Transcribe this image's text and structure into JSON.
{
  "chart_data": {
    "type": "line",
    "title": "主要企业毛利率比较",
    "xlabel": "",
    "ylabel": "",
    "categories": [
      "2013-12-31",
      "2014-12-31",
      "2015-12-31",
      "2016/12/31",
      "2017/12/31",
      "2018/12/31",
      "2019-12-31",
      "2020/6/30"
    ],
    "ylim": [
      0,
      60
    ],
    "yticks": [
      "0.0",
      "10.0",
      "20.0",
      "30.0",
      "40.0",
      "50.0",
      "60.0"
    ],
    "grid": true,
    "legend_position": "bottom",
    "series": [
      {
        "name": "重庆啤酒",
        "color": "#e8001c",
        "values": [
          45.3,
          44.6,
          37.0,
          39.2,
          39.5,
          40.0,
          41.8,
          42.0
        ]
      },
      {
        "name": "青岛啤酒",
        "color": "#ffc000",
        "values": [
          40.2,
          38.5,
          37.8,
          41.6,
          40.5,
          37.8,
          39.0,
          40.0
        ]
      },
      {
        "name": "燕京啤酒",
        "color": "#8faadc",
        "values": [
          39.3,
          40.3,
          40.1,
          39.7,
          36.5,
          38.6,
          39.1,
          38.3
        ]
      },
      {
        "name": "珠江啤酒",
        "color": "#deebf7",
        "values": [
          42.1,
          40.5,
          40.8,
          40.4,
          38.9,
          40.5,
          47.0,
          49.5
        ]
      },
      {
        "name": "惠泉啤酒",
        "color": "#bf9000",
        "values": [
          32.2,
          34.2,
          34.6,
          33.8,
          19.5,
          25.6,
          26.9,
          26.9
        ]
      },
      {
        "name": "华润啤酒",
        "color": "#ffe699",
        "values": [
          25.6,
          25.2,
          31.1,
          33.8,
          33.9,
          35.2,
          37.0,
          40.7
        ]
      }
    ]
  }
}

——————————

• Written task
Gather each line from the listing above that holds "name".

• Answer to the task
        "name": "重庆啤酒",
        "name": "青岛啤酒",
        "name": "燕京啤酒",
        "name": "珠江啤酒",
        "name": "惠泉啤酒",
        "name": "华润啤酒",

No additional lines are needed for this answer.